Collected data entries
(begin)

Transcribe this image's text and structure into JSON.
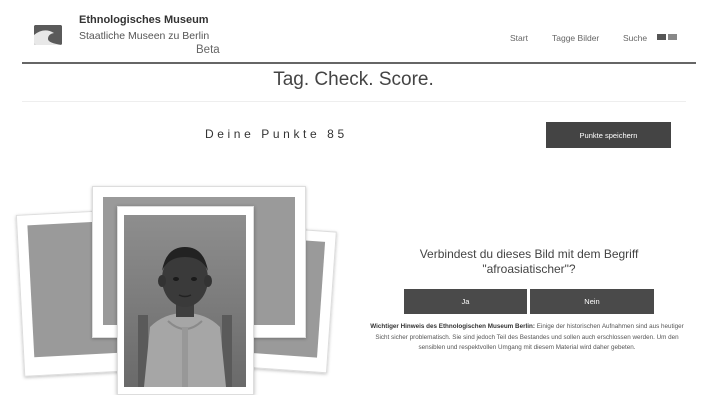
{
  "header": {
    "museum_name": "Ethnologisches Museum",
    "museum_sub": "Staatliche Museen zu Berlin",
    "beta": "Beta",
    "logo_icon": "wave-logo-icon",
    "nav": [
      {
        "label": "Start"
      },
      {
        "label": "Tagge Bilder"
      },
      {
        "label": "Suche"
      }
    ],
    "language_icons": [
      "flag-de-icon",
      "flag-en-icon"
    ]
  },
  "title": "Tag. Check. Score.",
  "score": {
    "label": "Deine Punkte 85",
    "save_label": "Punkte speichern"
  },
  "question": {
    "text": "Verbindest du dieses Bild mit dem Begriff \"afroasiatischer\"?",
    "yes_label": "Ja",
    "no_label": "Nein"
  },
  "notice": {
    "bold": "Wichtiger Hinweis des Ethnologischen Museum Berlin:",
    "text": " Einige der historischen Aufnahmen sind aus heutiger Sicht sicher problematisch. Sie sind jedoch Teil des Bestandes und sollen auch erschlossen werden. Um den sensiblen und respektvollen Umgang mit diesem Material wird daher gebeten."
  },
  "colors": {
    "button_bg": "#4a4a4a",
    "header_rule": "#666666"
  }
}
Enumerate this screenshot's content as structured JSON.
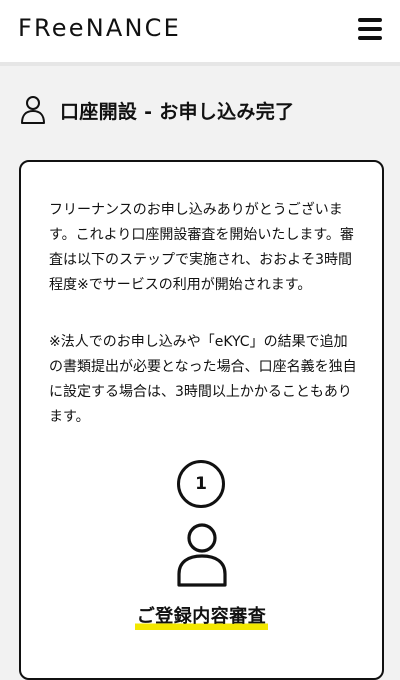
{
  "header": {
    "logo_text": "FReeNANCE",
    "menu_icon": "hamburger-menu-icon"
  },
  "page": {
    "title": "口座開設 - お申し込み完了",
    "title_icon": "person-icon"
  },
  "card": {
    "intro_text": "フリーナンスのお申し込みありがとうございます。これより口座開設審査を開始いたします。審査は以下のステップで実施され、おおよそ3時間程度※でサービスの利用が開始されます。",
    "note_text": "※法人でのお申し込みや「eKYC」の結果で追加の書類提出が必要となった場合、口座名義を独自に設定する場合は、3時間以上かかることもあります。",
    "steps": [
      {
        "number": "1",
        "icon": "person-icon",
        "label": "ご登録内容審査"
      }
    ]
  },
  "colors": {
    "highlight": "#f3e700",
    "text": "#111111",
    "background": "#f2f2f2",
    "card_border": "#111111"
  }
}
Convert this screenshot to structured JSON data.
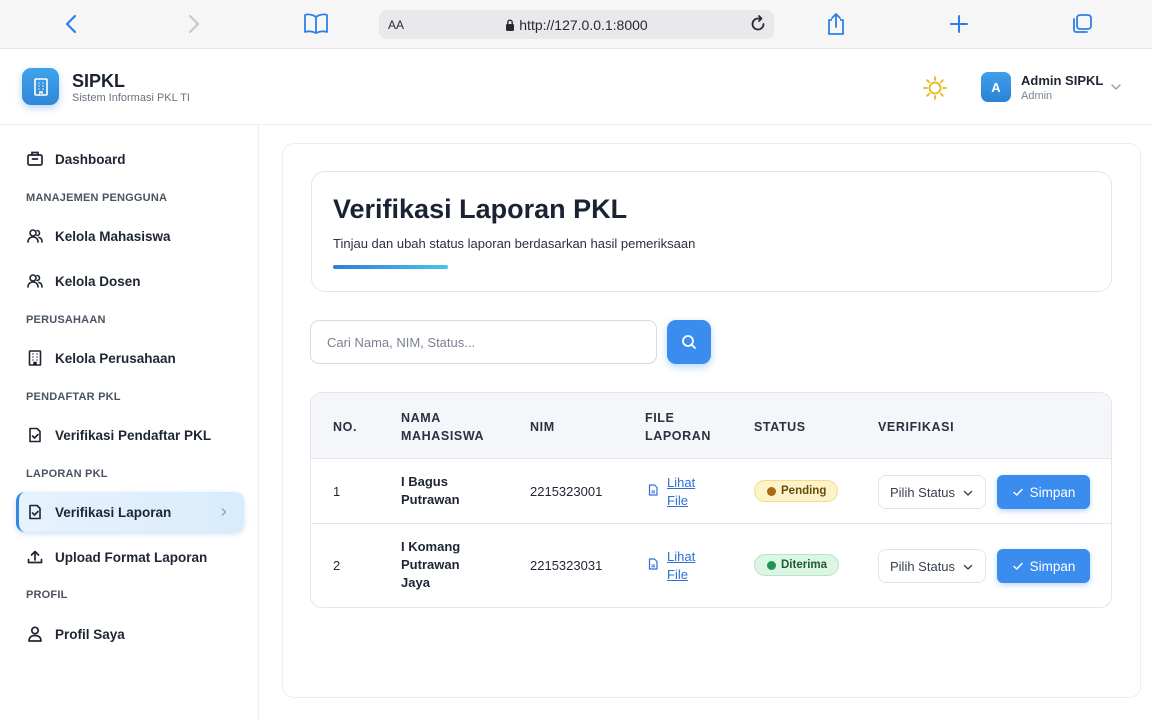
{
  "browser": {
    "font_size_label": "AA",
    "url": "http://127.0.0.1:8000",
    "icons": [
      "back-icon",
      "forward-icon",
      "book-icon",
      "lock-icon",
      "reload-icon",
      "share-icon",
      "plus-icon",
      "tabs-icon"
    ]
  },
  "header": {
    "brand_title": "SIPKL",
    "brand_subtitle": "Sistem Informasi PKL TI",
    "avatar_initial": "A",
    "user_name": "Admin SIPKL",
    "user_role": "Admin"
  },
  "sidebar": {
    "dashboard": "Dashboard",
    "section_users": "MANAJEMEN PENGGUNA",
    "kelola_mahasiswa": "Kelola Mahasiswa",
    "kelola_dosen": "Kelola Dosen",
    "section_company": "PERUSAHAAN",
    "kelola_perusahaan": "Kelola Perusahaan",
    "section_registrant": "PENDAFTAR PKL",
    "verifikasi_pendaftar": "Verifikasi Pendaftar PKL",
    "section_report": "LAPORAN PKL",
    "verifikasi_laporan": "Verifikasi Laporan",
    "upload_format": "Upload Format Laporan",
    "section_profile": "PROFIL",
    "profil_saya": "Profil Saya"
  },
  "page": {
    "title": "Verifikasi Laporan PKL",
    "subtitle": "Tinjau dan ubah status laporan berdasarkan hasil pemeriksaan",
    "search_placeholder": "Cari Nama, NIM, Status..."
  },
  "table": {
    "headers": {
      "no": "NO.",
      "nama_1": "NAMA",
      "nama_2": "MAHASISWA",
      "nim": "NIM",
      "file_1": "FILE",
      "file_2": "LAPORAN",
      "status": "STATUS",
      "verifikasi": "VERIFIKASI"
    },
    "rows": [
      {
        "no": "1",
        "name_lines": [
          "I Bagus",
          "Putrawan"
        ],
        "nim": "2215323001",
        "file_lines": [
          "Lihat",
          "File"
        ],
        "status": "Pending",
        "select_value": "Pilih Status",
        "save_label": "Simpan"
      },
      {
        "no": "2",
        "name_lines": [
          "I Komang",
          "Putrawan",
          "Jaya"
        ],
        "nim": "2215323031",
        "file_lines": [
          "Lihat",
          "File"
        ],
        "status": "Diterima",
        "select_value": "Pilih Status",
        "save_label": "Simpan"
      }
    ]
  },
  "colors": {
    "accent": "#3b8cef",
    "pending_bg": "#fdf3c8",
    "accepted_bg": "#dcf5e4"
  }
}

(end)
(begin)

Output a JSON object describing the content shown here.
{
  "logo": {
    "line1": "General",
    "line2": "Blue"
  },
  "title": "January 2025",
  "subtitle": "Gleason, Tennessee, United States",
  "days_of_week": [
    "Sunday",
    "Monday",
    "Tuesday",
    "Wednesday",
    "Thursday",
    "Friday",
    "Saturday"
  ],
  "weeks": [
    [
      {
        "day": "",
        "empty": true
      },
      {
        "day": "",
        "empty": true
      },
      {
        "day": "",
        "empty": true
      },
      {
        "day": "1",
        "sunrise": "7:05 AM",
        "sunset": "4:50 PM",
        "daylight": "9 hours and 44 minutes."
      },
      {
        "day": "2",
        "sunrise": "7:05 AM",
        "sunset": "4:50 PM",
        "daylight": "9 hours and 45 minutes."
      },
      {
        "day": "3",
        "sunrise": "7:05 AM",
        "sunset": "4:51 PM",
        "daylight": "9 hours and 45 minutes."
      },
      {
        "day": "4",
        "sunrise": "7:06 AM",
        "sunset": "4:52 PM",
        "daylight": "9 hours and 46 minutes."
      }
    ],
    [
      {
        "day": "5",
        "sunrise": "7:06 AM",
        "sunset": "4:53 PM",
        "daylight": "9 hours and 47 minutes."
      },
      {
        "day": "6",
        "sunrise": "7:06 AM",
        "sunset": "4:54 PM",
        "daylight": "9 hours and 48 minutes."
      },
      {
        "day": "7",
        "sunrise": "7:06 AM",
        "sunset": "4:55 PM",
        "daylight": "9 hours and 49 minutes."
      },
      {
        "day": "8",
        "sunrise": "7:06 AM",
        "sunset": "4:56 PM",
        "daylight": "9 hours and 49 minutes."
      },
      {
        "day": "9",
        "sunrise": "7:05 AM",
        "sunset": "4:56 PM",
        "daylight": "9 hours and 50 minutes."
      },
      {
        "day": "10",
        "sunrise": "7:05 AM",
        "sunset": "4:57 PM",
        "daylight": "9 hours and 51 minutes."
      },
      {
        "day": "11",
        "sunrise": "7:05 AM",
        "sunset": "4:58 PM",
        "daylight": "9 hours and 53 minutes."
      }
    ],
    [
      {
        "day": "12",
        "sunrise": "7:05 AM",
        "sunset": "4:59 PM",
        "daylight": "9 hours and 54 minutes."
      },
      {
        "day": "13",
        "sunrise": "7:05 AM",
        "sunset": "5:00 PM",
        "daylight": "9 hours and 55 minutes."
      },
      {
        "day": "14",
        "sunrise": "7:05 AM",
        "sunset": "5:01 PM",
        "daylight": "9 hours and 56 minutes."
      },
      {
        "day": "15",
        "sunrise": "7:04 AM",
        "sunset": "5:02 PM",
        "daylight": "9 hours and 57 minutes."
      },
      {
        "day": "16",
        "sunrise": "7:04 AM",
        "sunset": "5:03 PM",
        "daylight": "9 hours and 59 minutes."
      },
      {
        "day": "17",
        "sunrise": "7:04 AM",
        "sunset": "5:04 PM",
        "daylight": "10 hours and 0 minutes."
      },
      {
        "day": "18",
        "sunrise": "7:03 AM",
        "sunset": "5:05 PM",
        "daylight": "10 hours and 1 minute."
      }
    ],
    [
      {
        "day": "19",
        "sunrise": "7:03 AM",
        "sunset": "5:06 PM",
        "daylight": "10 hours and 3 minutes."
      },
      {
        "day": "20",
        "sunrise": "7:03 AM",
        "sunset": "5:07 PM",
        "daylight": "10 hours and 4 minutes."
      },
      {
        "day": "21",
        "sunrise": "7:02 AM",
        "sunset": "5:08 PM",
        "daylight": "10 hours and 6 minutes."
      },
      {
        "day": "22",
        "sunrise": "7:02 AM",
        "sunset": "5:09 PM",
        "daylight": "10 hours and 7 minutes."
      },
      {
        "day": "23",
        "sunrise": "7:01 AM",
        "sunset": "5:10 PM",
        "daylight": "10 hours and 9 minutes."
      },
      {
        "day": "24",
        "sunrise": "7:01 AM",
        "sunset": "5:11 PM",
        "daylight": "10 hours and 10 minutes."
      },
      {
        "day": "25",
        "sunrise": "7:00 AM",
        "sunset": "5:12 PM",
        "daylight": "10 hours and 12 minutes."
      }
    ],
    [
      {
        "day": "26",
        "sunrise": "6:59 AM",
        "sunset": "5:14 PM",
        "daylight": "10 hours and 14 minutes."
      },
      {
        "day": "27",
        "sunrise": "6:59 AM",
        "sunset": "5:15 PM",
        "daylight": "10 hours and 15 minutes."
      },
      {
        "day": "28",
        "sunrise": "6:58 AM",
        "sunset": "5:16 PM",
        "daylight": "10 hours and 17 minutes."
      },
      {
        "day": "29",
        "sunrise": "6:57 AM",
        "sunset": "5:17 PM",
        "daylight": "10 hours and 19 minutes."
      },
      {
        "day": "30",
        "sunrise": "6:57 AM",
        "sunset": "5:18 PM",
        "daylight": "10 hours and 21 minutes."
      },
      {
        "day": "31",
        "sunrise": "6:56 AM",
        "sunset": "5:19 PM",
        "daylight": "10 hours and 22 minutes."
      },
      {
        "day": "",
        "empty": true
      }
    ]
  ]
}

(end)

**Problem:** Pull out all lines of the data with the string "content".

**Finished task:**
Enumerate this screenshot's content as structured JSON.
Output a JSON object describing the content shown here.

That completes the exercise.